--- start of Record set ---

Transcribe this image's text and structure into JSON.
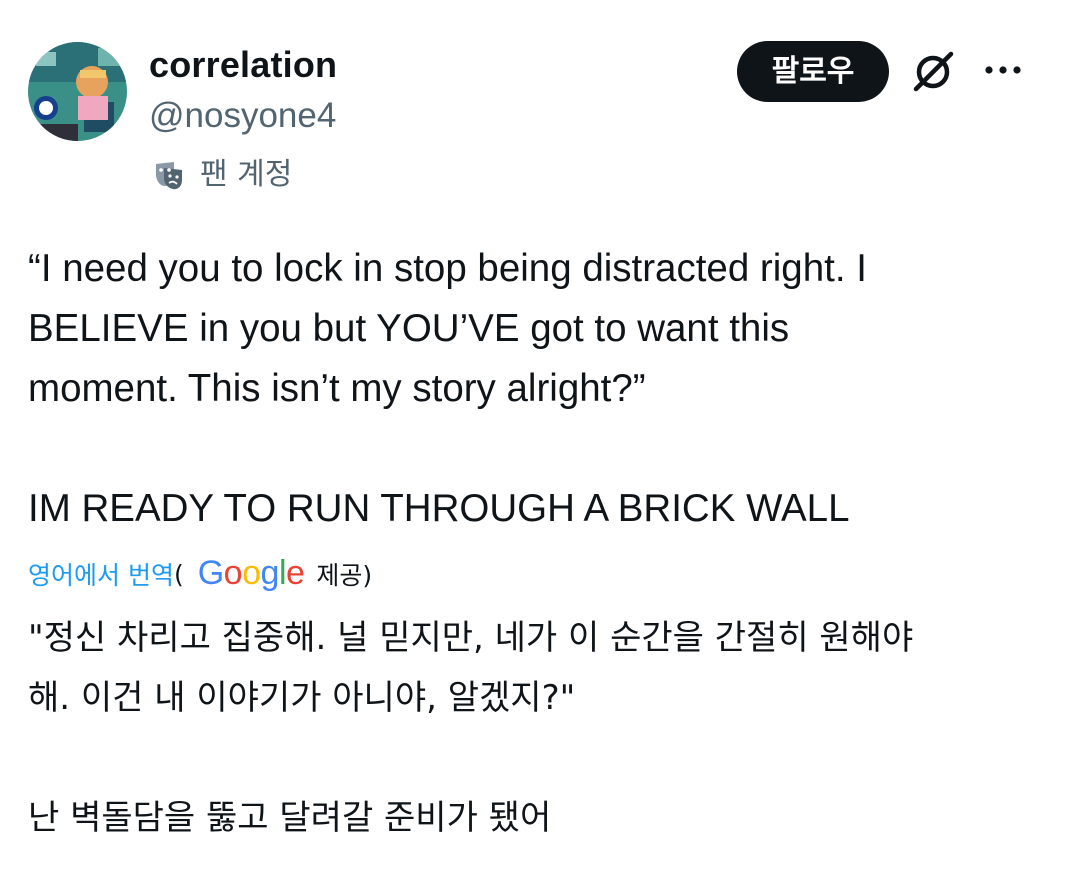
{
  "author": {
    "display_name": "correlation",
    "handle": "@nosyone4",
    "account_label": "팬 계정"
  },
  "actions": {
    "follow_label": "팔로우",
    "grok_icon": "grok-slash-icon",
    "more_icon": "more-dots-icon"
  },
  "tweet": {
    "lines": [
      "“I need you to lock in stop being distracted right. I",
      "BELIEVE in you but YOU’VE got to want this",
      "moment. This isn’t my story alright?”",
      "IM READY TO RUN THROUGH A BRICK WALL"
    ]
  },
  "translation": {
    "link_label": "영어에서 번역",
    "open_paren": "(",
    "google_letters": [
      "G",
      "o",
      "o",
      "g",
      "l",
      "e"
    ],
    "provided_label": "제공)",
    "lines": [
      "\"정신 차리고 집중해. 널 믿지만, 네가 이 순간을 간절히 원해야",
      "해. 이건 내 이야기가 아니야, 알겠지?\"",
      "난 벽돌담을 뚫고 달려갈 준비가 됐어"
    ]
  },
  "colors": {
    "text_primary": "#0f1419",
    "text_secondary": "#536471",
    "link_blue": "#1d9bf0",
    "follow_bg": "#0f1419",
    "google_blue": "#4285f4",
    "google_red": "#ea4335",
    "google_yellow": "#fbbc05",
    "google_green": "#34a853"
  }
}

--- end of Record set ---

> [Instructions to follow]
Among the lines of the data above, determine how many contain the word "icon". Report the number alone.

> [Final answer]
2